◆ TASK DETAILS ◆
Return every line of the data below that includes the string "Mean".

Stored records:
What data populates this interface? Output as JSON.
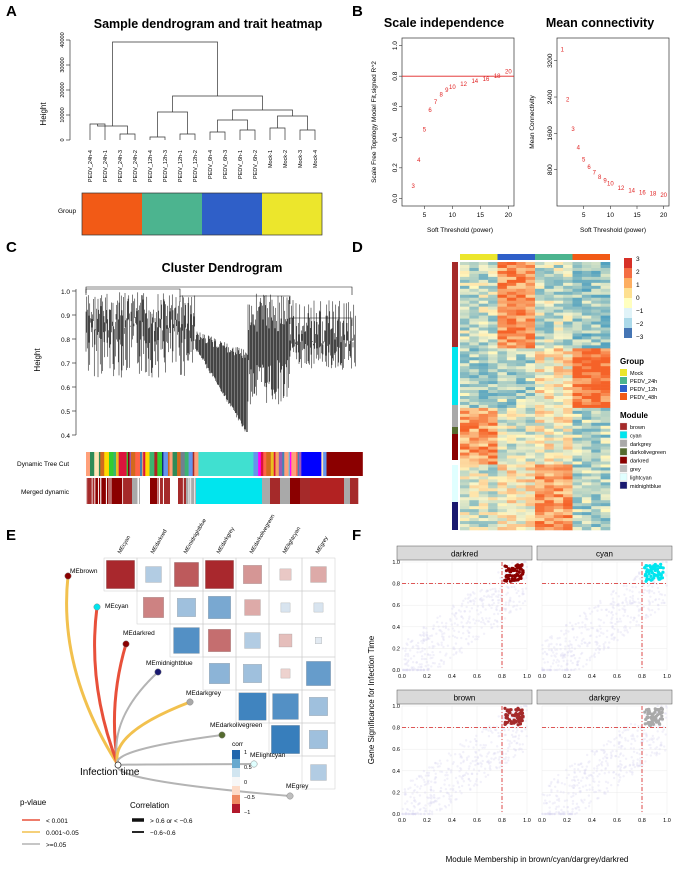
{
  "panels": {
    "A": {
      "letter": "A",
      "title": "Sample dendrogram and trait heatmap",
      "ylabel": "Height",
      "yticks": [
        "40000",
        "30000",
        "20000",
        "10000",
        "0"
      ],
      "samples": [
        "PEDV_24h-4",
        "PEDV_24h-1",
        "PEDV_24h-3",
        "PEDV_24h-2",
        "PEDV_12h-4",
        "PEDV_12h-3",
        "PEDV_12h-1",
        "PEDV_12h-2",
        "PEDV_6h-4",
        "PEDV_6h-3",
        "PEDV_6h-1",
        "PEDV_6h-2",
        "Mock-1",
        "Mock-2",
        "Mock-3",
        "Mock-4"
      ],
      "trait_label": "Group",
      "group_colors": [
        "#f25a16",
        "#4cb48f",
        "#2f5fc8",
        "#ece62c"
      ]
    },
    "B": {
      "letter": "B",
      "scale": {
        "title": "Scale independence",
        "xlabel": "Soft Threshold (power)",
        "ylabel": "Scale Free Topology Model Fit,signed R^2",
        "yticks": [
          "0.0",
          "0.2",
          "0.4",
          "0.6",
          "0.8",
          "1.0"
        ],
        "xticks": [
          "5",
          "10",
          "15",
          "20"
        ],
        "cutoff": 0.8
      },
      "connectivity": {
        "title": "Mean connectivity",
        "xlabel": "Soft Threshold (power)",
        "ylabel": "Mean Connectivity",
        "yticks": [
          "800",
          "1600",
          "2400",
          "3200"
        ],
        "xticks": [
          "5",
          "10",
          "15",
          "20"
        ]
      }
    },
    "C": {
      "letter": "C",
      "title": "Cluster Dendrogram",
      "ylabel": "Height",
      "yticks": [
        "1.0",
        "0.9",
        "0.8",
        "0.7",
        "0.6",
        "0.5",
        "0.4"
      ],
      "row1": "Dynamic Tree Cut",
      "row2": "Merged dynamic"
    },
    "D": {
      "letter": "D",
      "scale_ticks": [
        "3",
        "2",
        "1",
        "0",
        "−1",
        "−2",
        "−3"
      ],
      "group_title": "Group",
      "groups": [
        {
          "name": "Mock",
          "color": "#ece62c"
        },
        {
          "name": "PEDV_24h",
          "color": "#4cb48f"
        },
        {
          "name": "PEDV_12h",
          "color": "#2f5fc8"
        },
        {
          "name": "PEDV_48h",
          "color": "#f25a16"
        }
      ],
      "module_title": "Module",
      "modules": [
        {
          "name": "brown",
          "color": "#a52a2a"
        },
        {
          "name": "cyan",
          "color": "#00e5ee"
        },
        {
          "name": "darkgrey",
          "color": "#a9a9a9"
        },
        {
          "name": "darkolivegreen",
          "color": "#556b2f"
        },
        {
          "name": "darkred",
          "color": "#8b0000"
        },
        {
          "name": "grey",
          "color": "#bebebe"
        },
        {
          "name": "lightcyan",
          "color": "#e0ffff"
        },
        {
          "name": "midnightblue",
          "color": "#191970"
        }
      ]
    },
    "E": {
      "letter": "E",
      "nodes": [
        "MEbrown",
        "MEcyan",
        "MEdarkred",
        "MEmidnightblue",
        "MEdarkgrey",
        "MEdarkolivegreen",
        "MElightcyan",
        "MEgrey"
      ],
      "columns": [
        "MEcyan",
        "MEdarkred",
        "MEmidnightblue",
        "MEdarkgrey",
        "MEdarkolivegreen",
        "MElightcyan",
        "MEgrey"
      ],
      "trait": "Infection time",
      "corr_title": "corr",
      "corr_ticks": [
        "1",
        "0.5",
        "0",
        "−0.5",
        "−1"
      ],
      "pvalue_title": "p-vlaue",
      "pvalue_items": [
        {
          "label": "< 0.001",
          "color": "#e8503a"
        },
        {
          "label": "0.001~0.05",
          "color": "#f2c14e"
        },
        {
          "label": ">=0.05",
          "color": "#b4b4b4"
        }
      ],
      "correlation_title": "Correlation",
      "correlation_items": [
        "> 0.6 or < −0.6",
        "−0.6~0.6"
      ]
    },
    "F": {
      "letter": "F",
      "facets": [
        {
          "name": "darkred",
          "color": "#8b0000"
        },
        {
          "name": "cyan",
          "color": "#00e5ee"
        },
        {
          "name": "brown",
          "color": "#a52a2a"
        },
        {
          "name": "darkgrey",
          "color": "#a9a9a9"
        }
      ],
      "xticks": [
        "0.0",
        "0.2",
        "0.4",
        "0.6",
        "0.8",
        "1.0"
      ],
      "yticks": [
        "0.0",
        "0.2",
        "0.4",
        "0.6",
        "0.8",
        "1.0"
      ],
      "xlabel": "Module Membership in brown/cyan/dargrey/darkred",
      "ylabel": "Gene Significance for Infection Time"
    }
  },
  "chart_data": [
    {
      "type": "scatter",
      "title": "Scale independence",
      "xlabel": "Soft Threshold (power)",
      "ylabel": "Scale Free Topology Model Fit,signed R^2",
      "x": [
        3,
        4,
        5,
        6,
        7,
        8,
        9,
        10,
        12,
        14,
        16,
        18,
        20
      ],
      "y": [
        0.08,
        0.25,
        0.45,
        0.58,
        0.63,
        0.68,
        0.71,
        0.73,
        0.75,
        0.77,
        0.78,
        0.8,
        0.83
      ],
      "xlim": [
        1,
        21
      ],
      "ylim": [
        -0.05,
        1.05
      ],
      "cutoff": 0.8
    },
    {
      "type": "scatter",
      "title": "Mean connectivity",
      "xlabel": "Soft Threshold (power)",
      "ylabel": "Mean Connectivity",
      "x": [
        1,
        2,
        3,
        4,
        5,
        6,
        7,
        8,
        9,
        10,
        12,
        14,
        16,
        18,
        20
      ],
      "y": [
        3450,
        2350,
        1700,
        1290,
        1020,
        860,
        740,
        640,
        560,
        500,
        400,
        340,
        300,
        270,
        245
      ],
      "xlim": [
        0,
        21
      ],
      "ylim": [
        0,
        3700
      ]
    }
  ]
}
...
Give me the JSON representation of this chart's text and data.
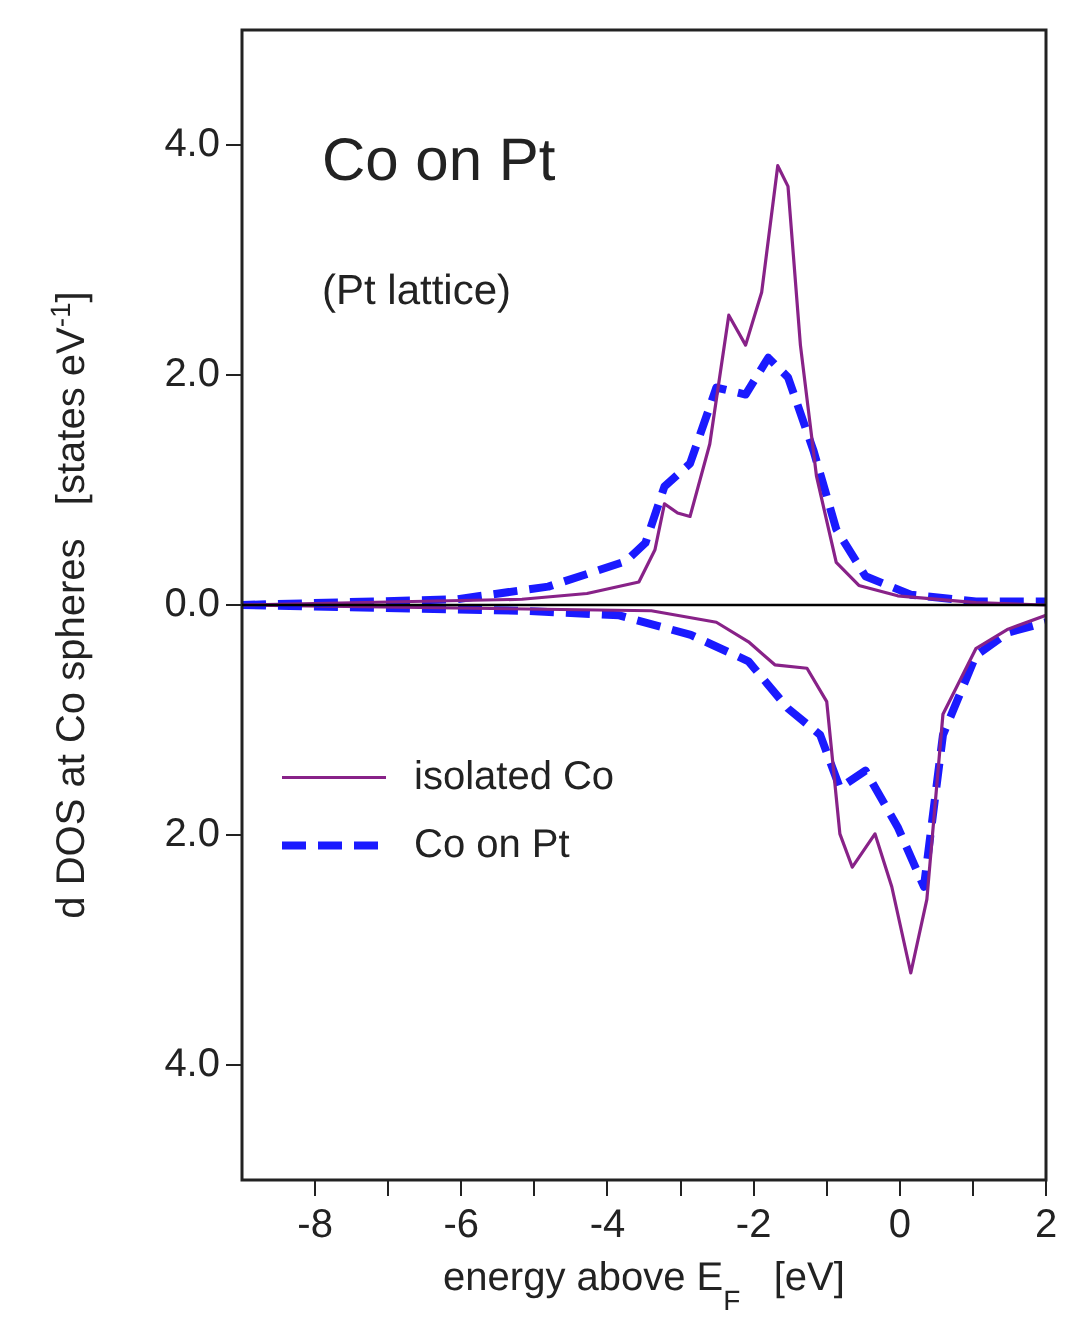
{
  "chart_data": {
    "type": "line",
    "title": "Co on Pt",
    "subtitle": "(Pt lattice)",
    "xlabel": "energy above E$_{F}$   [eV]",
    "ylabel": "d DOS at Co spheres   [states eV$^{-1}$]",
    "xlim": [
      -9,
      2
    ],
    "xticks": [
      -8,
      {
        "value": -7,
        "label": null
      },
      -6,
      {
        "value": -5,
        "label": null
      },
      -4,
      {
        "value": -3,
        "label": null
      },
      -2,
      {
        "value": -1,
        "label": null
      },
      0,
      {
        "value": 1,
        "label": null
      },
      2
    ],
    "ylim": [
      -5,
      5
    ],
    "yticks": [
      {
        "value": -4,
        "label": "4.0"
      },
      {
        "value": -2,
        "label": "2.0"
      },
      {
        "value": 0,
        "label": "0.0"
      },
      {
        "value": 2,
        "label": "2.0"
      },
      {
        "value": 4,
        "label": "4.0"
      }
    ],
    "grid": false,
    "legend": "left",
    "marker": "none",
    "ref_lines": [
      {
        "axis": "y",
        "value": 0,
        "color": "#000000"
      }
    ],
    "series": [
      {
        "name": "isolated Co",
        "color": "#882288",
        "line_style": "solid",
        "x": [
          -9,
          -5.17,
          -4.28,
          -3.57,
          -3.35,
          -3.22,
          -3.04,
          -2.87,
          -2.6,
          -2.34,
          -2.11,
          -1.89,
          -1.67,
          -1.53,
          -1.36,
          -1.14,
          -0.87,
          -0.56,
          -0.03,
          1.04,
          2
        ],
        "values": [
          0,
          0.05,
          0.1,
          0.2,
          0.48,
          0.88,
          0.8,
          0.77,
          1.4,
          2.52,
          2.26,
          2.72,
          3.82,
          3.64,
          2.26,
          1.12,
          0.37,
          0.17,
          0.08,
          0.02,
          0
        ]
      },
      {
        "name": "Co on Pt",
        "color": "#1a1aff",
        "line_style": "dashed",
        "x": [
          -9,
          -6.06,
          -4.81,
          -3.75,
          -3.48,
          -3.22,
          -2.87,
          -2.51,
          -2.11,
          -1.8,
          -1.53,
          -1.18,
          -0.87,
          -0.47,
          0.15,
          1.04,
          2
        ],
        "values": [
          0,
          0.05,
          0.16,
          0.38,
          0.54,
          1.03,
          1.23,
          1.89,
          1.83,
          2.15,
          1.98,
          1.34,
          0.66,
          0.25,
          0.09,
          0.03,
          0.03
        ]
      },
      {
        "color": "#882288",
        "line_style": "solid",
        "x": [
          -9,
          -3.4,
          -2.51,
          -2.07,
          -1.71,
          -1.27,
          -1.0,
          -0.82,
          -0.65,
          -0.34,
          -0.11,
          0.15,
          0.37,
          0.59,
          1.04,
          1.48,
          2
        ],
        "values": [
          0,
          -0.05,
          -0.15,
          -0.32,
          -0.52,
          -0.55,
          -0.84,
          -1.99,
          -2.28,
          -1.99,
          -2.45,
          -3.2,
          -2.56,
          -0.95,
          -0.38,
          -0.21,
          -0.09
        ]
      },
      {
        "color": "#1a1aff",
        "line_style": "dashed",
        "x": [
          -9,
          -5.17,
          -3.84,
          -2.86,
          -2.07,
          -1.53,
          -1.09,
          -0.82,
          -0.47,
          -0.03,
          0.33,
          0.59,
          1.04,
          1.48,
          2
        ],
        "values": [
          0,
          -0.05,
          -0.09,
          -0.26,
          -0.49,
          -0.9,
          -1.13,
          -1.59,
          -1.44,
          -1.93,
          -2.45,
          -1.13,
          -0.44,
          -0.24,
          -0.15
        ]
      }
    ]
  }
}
==
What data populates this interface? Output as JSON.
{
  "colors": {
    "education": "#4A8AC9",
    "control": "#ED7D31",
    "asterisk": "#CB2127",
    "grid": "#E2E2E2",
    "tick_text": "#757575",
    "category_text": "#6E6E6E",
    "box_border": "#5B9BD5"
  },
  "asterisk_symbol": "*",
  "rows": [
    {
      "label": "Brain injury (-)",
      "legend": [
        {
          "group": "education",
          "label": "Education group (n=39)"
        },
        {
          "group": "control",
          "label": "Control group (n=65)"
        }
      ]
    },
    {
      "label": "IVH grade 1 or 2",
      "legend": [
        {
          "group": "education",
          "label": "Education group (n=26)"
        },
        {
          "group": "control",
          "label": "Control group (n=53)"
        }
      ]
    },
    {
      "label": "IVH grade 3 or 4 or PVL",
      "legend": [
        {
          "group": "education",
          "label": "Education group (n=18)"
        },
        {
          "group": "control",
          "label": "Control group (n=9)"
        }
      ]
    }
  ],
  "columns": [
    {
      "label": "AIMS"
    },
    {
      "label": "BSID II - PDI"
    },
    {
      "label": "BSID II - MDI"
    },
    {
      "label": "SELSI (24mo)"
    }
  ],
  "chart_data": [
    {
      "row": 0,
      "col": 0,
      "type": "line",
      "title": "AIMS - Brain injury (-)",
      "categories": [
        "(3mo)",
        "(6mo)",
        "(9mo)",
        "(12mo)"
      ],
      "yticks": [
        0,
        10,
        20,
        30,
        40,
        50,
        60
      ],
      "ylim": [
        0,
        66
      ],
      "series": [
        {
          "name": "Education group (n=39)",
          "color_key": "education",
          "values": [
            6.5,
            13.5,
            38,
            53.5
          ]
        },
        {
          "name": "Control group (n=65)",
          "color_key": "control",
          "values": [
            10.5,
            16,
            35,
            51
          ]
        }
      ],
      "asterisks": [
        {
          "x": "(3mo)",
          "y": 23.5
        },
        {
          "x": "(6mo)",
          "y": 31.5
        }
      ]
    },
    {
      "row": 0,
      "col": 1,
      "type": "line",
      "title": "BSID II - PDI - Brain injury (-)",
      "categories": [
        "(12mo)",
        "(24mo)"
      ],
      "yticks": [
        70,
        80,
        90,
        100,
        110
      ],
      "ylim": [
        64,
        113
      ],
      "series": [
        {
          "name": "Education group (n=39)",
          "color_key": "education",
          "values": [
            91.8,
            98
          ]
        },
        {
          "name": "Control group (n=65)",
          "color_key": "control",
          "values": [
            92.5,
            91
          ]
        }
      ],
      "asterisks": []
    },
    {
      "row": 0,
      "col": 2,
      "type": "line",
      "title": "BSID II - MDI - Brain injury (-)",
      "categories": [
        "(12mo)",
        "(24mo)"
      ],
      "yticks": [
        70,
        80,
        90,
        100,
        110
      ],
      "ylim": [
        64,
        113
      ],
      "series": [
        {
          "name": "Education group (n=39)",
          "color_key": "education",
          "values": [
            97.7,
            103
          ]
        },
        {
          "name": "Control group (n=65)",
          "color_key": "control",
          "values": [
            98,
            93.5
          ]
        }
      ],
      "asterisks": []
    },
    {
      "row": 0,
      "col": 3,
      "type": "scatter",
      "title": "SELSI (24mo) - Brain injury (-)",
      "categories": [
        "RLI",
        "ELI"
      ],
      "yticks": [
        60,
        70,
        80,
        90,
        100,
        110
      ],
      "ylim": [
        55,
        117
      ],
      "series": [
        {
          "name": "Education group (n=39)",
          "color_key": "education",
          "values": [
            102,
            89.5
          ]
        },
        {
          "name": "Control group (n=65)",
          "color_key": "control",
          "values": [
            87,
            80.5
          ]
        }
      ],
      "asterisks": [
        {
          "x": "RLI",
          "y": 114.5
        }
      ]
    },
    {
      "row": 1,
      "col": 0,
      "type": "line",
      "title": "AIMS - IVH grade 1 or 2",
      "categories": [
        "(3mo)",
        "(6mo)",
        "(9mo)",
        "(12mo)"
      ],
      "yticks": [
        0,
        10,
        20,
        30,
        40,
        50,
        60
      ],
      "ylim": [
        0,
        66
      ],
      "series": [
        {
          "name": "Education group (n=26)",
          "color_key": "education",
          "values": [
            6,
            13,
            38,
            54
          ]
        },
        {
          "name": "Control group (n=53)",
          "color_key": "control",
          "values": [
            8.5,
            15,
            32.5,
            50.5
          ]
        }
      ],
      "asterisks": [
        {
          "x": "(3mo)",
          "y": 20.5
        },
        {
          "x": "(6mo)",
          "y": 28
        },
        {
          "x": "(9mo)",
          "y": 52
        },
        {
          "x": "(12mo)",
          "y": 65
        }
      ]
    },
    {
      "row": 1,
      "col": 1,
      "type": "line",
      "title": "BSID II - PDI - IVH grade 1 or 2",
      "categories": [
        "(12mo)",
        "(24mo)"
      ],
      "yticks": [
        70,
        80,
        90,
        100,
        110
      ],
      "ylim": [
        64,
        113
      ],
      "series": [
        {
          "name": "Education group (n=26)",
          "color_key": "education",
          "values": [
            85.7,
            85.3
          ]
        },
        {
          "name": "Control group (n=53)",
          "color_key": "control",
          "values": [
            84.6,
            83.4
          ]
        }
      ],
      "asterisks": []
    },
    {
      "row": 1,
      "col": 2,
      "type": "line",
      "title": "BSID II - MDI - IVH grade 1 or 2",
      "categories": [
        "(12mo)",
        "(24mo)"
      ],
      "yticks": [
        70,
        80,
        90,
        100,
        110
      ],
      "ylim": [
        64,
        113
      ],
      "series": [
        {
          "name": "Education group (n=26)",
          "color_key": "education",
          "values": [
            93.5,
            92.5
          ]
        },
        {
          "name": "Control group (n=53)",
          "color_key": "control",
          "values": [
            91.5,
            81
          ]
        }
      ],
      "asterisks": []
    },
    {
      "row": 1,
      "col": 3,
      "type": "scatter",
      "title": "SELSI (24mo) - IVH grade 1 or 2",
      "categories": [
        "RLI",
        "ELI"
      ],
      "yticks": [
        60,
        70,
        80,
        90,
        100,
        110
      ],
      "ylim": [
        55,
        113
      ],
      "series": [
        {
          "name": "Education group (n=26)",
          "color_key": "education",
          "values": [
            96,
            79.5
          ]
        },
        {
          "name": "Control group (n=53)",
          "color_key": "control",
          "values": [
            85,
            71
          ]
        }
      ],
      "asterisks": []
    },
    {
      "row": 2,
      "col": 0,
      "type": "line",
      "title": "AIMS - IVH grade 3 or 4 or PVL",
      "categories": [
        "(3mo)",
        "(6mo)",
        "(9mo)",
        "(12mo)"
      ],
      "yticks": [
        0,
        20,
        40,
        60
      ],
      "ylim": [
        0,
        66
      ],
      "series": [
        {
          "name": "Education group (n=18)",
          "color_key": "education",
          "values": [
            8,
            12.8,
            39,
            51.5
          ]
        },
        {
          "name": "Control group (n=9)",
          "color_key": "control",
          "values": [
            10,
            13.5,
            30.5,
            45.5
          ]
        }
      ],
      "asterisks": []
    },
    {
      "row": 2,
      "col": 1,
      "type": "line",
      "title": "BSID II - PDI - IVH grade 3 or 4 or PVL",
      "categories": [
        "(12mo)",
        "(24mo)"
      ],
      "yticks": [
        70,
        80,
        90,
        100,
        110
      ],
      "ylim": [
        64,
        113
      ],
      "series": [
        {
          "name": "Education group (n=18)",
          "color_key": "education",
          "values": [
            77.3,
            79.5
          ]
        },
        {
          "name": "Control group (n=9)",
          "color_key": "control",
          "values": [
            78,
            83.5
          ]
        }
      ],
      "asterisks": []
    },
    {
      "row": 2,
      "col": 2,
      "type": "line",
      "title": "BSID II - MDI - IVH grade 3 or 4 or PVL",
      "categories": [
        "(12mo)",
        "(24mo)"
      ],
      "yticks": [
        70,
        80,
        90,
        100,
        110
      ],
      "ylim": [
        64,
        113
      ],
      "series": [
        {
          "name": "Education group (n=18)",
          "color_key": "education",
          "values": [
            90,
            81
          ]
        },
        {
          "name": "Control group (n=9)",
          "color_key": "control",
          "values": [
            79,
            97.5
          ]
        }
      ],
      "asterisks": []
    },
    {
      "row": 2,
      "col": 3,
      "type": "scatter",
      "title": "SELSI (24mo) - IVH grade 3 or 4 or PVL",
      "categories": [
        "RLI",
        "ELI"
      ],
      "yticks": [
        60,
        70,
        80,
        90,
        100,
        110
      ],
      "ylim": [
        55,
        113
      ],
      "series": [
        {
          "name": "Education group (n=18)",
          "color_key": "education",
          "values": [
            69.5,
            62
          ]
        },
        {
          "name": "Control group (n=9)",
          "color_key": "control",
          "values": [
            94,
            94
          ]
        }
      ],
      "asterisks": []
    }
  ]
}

◆ REPLY ◆
        "title": "Mean connectivity",
        "ylabel": "Mean Connectivity",
      "title": "Mean connectivity",
      "ylabel": "Mean Connectivity",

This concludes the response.